## Task statement
Reproduce the data below in full and exclude every picture.

## Records for this exercise
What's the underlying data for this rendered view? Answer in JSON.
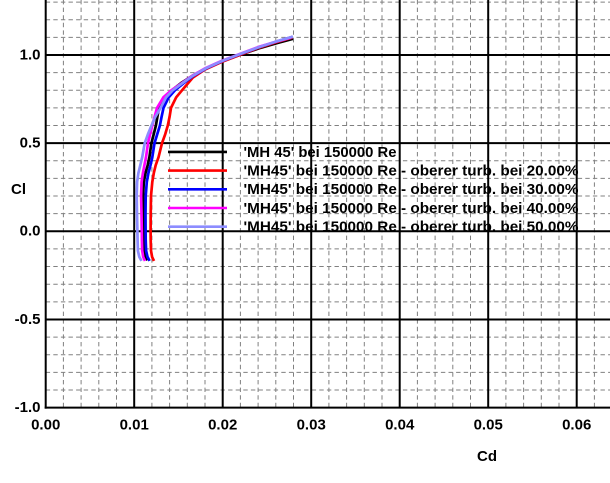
{
  "chart_data": {
    "type": "line",
    "title": "",
    "xlabel": "Cd",
    "ylabel": "Cl",
    "xlim": [
      0.0,
      0.0638
    ],
    "ylim": [
      -1.0,
      1.305
    ],
    "grid": {
      "x_major_step": 0.01,
      "x_minor_step": 0.002,
      "y_major_step": 0.5,
      "y_minor_step": 0.1,
      "major_color": "#000000",
      "minor_color": "#808080",
      "minor_dash": "4.4 3.2"
    },
    "x_ticks": [
      {
        "value": 0.0,
        "label": "0.00"
      },
      {
        "value": 0.01,
        "label": "0.01"
      },
      {
        "value": 0.02,
        "label": "0.02"
      },
      {
        "value": 0.03,
        "label": "0.03"
      },
      {
        "value": 0.04,
        "label": "0.04"
      },
      {
        "value": 0.05,
        "label": "0.05"
      },
      {
        "value": 0.06,
        "label": "0.06"
      }
    ],
    "y_ticks": [
      {
        "value": 1.0,
        "label": "1.0"
      },
      {
        "value": 0.5,
        "label": "0.5"
      },
      {
        "value": 0.0,
        "label": "0.0"
      },
      {
        "value": -0.5,
        "label": "-0.5"
      },
      {
        "value": -1.0,
        "label": "-1.0"
      }
    ],
    "legend_position": "inside-middle-right",
    "series": [
      {
        "name": "'MH 45' bei 150000 Re",
        "color": "#000000",
        "points": [
          [
            0.01148,
            -0.165
          ],
          [
            0.01125,
            -0.143
          ],
          [
            0.01112,
            -0.11
          ],
          [
            0.01109,
            -0.05
          ],
          [
            0.01108,
            0.0
          ],
          [
            0.01104,
            0.1
          ],
          [
            0.011,
            0.2
          ],
          [
            0.01108,
            0.28
          ],
          [
            0.01128,
            0.33
          ],
          [
            0.01153,
            0.375
          ],
          [
            0.01172,
            0.42
          ],
          [
            0.01194,
            0.5
          ],
          [
            0.0122,
            0.55
          ],
          [
            0.01245,
            0.6
          ],
          [
            0.01262,
            0.65
          ],
          [
            0.0128,
            0.7
          ],
          [
            0.0134,
            0.76
          ],
          [
            0.01425,
            0.8
          ],
          [
            0.0153,
            0.841
          ],
          [
            0.0165,
            0.88
          ],
          [
            0.01795,
            0.921
          ],
          [
            0.01985,
            0.962
          ],
          [
            0.02218,
            1.005
          ],
          [
            0.02425,
            1.04
          ],
          [
            0.02625,
            1.069
          ],
          [
            0.02794,
            1.092
          ]
        ]
      },
      {
        "name": "'MH45' bei 150000 Re - oberer turb. bei 20.00%",
        "color": "#ff0000",
        "points": [
          [
            0.01224,
            -0.168
          ],
          [
            0.01202,
            -0.145
          ],
          [
            0.0119,
            -0.11
          ],
          [
            0.01186,
            -0.05
          ],
          [
            0.01185,
            0.0
          ],
          [
            0.01186,
            0.1
          ],
          [
            0.0119,
            0.2
          ],
          [
            0.01205,
            0.28
          ],
          [
            0.01222,
            0.33
          ],
          [
            0.01243,
            0.375
          ],
          [
            0.01275,
            0.42
          ],
          [
            0.01314,
            0.5
          ],
          [
            0.0135,
            0.55
          ],
          [
            0.0138,
            0.6
          ],
          [
            0.014,
            0.65
          ],
          [
            0.01416,
            0.7
          ],
          [
            0.01475,
            0.76
          ],
          [
            0.0154,
            0.8
          ],
          [
            0.01605,
            0.838
          ],
          [
            0.01662,
            0.872
          ],
          [
            0.018,
            0.918
          ],
          [
            0.0199,
            0.961
          ],
          [
            0.02215,
            1.004
          ],
          [
            0.02407,
            1.041
          ],
          [
            0.026,
            1.072
          ],
          [
            0.0279,
            1.1
          ]
        ]
      },
      {
        "name": "'MH45' bei 150000 Re - oberer turb. bei 30.00%",
        "color": "#0000ff",
        "points": [
          [
            0.01174,
            -0.168
          ],
          [
            0.0115,
            -0.145
          ],
          [
            0.01135,
            -0.11
          ],
          [
            0.0113,
            -0.05
          ],
          [
            0.01129,
            0.0
          ],
          [
            0.01128,
            0.1
          ],
          [
            0.0113,
            0.2
          ],
          [
            0.01142,
            0.28
          ],
          [
            0.0116,
            0.33
          ],
          [
            0.01184,
            0.375
          ],
          [
            0.01205,
            0.42
          ],
          [
            0.01229,
            0.5
          ],
          [
            0.0126,
            0.55
          ],
          [
            0.0129,
            0.6
          ],
          [
            0.0131,
            0.65
          ],
          [
            0.01331,
            0.7
          ],
          [
            0.0139,
            0.76
          ],
          [
            0.0146,
            0.8
          ],
          [
            0.01555,
            0.839
          ],
          [
            0.0167,
            0.882
          ],
          [
            0.01812,
            0.924
          ],
          [
            0.01997,
            0.966
          ],
          [
            0.0222,
            1.009
          ],
          [
            0.02413,
            1.045
          ],
          [
            0.02605,
            1.076
          ],
          [
            0.0279,
            1.103
          ]
        ]
      },
      {
        "name": "'MH45' bei 150000 Re - oberer turb. bei 40.00%",
        "color": "#ff00ff",
        "points": [
          [
            0.01122,
            -0.168
          ],
          [
            0.01102,
            -0.145
          ],
          [
            0.0109,
            -0.11
          ],
          [
            0.01087,
            -0.05
          ],
          [
            0.01086,
            0.0
          ],
          [
            0.01082,
            0.1
          ],
          [
            0.01078,
            0.2
          ],
          [
            0.01084,
            0.28
          ],
          [
            0.01098,
            0.33
          ],
          [
            0.01115,
            0.375
          ],
          [
            0.01133,
            0.42
          ],
          [
            0.01156,
            0.5
          ],
          [
            0.0118,
            0.55
          ],
          [
            0.01205,
            0.6
          ],
          [
            0.0123,
            0.65
          ],
          [
            0.01258,
            0.7
          ],
          [
            0.0133,
            0.76
          ],
          [
            0.0142,
            0.8
          ],
          [
            0.01535,
            0.839
          ],
          [
            0.01655,
            0.882
          ],
          [
            0.018,
            0.924
          ],
          [
            0.01985,
            0.966
          ],
          [
            0.0221,
            1.009
          ],
          [
            0.024,
            1.045
          ],
          [
            0.0259,
            1.074
          ],
          [
            0.0277,
            1.098
          ]
        ]
      },
      {
        "name": "'MH45' bei 150000 Re - oberer turb. bei 50.00%",
        "color": "#8c8cff",
        "points": [
          [
            0.01083,
            -0.168
          ],
          [
            0.01058,
            -0.145
          ],
          [
            0.01042,
            -0.11
          ],
          [
            0.01038,
            -0.05
          ],
          [
            0.01036,
            0.0
          ],
          [
            0.01032,
            0.1
          ],
          [
            0.01028,
            0.2
          ],
          [
            0.01033,
            0.28
          ],
          [
            0.01048,
            0.33
          ],
          [
            0.01069,
            0.375
          ],
          [
            0.0109,
            0.42
          ],
          [
            0.01119,
            0.5
          ],
          [
            0.01155,
            0.55
          ],
          [
            0.01195,
            0.6
          ],
          [
            0.0124,
            0.65
          ],
          [
            0.01297,
            0.7
          ],
          [
            0.0136,
            0.76
          ],
          [
            0.01435,
            0.8
          ],
          [
            0.01541,
            0.839
          ],
          [
            0.01662,
            0.882
          ],
          [
            0.01807,
            0.924
          ],
          [
            0.01992,
            0.966
          ],
          [
            0.02216,
            1.009
          ],
          [
            0.02409,
            1.045
          ],
          [
            0.02601,
            1.076
          ],
          [
            0.02794,
            1.104
          ]
        ]
      }
    ]
  }
}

## Full output
What's the underlying data for this rendered view? Answer in JSON.
{
  "chart_data": {
    "type": "line",
    "title": "",
    "xlabel": "Cd",
    "ylabel": "Cl",
    "xlim": [
      0.0,
      0.0638
    ],
    "ylim": [
      -1.0,
      1.305
    ],
    "grid": {
      "x_major_step": 0.01,
      "x_minor_step": 0.002,
      "y_major_step": 0.5,
      "y_minor_step": 0.1,
      "major_color": "#000000",
      "minor_color": "#808080",
      "minor_dash": "4.4 3.2"
    },
    "x_ticks": [
      {
        "value": 0.0,
        "label": "0.00"
      },
      {
        "value": 0.01,
        "label": "0.01"
      },
      {
        "value": 0.02,
        "label": "0.02"
      },
      {
        "value": 0.03,
        "label": "0.03"
      },
      {
        "value": 0.04,
        "label": "0.04"
      },
      {
        "value": 0.05,
        "label": "0.05"
      },
      {
        "value": 0.06,
        "label": "0.06"
      }
    ],
    "y_ticks": [
      {
        "value": 1.0,
        "label": "1.0"
      },
      {
        "value": 0.5,
        "label": "0.5"
      },
      {
        "value": 0.0,
        "label": "0.0"
      },
      {
        "value": -0.5,
        "label": "-0.5"
      },
      {
        "value": -1.0,
        "label": "-1.0"
      }
    ],
    "legend_position": "inside-middle-right",
    "series": [
      {
        "name": "'MH 45' bei 150000 Re",
        "color": "#000000",
        "points": [
          [
            0.01148,
            -0.165
          ],
          [
            0.01125,
            -0.143
          ],
          [
            0.01112,
            -0.11
          ],
          [
            0.01109,
            -0.05
          ],
          [
            0.01108,
            0.0
          ],
          [
            0.01104,
            0.1
          ],
          [
            0.011,
            0.2
          ],
          [
            0.01108,
            0.28
          ],
          [
            0.01128,
            0.33
          ],
          [
            0.01153,
            0.375
          ],
          [
            0.01172,
            0.42
          ],
          [
            0.01194,
            0.5
          ],
          [
            0.0122,
            0.55
          ],
          [
            0.01245,
            0.6
          ],
          [
            0.01262,
            0.65
          ],
          [
            0.0128,
            0.7
          ],
          [
            0.0134,
            0.76
          ],
          [
            0.01425,
            0.8
          ],
          [
            0.0153,
            0.841
          ],
          [
            0.0165,
            0.88
          ],
          [
            0.01795,
            0.921
          ],
          [
            0.01985,
            0.962
          ],
          [
            0.02218,
            1.005
          ],
          [
            0.02425,
            1.04
          ],
          [
            0.02625,
            1.069
          ],
          [
            0.02794,
            1.092
          ]
        ]
      },
      {
        "name": "'MH45' bei 150000 Re - oberer turb. bei 20.00%",
        "color": "#ff0000",
        "points": [
          [
            0.01224,
            -0.168
          ],
          [
            0.01202,
            -0.145
          ],
          [
            0.0119,
            -0.11
          ],
          [
            0.01186,
            -0.05
          ],
          [
            0.01185,
            0.0
          ],
          [
            0.01186,
            0.1
          ],
          [
            0.0119,
            0.2
          ],
          [
            0.01205,
            0.28
          ],
          [
            0.01222,
            0.33
          ],
          [
            0.01243,
            0.375
          ],
          [
            0.01275,
            0.42
          ],
          [
            0.01314,
            0.5
          ],
          [
            0.0135,
            0.55
          ],
          [
            0.0138,
            0.6
          ],
          [
            0.014,
            0.65
          ],
          [
            0.01416,
            0.7
          ],
          [
            0.01475,
            0.76
          ],
          [
            0.0154,
            0.8
          ],
          [
            0.01605,
            0.838
          ],
          [
            0.01662,
            0.872
          ],
          [
            0.018,
            0.918
          ],
          [
            0.0199,
            0.961
          ],
          [
            0.02215,
            1.004
          ],
          [
            0.02407,
            1.041
          ],
          [
            0.026,
            1.072
          ],
          [
            0.0279,
            1.1
          ]
        ]
      },
      {
        "name": "'MH45' bei 150000 Re - oberer turb. bei 30.00%",
        "color": "#0000ff",
        "points": [
          [
            0.01174,
            -0.168
          ],
          [
            0.0115,
            -0.145
          ],
          [
            0.01135,
            -0.11
          ],
          [
            0.0113,
            -0.05
          ],
          [
            0.01129,
            0.0
          ],
          [
            0.01128,
            0.1
          ],
          [
            0.0113,
            0.2
          ],
          [
            0.01142,
            0.28
          ],
          [
            0.0116,
            0.33
          ],
          [
            0.01184,
            0.375
          ],
          [
            0.01205,
            0.42
          ],
          [
            0.01229,
            0.5
          ],
          [
            0.0126,
            0.55
          ],
          [
            0.0129,
            0.6
          ],
          [
            0.0131,
            0.65
          ],
          [
            0.01331,
            0.7
          ],
          [
            0.0139,
            0.76
          ],
          [
            0.0146,
            0.8
          ],
          [
            0.01555,
            0.839
          ],
          [
            0.0167,
            0.882
          ],
          [
            0.01812,
            0.924
          ],
          [
            0.01997,
            0.966
          ],
          [
            0.0222,
            1.009
          ],
          [
            0.02413,
            1.045
          ],
          [
            0.02605,
            1.076
          ],
          [
            0.0279,
            1.103
          ]
        ]
      },
      {
        "name": "'MH45' bei 150000 Re - oberer turb. bei 40.00%",
        "color": "#ff00ff",
        "points": [
          [
            0.01122,
            -0.168
          ],
          [
            0.01102,
            -0.145
          ],
          [
            0.0109,
            -0.11
          ],
          [
            0.01087,
            -0.05
          ],
          [
            0.01086,
            0.0
          ],
          [
            0.01082,
            0.1
          ],
          [
            0.01078,
            0.2
          ],
          [
            0.01084,
            0.28
          ],
          [
            0.01098,
            0.33
          ],
          [
            0.01115,
            0.375
          ],
          [
            0.01133,
            0.42
          ],
          [
            0.01156,
            0.5
          ],
          [
            0.0118,
            0.55
          ],
          [
            0.01205,
            0.6
          ],
          [
            0.0123,
            0.65
          ],
          [
            0.01258,
            0.7
          ],
          [
            0.0133,
            0.76
          ],
          [
            0.0142,
            0.8
          ],
          [
            0.01535,
            0.839
          ],
          [
            0.01655,
            0.882
          ],
          [
            0.018,
            0.924
          ],
          [
            0.01985,
            0.966
          ],
          [
            0.0221,
            1.009
          ],
          [
            0.024,
            1.045
          ],
          [
            0.0259,
            1.074
          ],
          [
            0.0277,
            1.098
          ]
        ]
      },
      {
        "name": "'MH45' bei 150000 Re - oberer turb. bei 50.00%",
        "color": "#8c8cff",
        "points": [
          [
            0.01083,
            -0.168
          ],
          [
            0.01058,
            -0.145
          ],
          [
            0.01042,
            -0.11
          ],
          [
            0.01038,
            -0.05
          ],
          [
            0.01036,
            0.0
          ],
          [
            0.01032,
            0.1
          ],
          [
            0.01028,
            0.2
          ],
          [
            0.01033,
            0.28
          ],
          [
            0.01048,
            0.33
          ],
          [
            0.01069,
            0.375
          ],
          [
            0.0109,
            0.42
          ],
          [
            0.01119,
            0.5
          ],
          [
            0.01155,
            0.55
          ],
          [
            0.01195,
            0.6
          ],
          [
            0.0124,
            0.65
          ],
          [
            0.01297,
            0.7
          ],
          [
            0.0136,
            0.76
          ],
          [
            0.01435,
            0.8
          ],
          [
            0.01541,
            0.839
          ],
          [
            0.01662,
            0.882
          ],
          [
            0.01807,
            0.924
          ],
          [
            0.01992,
            0.966
          ],
          [
            0.02216,
            1.009
          ],
          [
            0.02409,
            1.045
          ],
          [
            0.02601,
            1.076
          ],
          [
            0.02794,
            1.104
          ]
        ]
      }
    ]
  }
}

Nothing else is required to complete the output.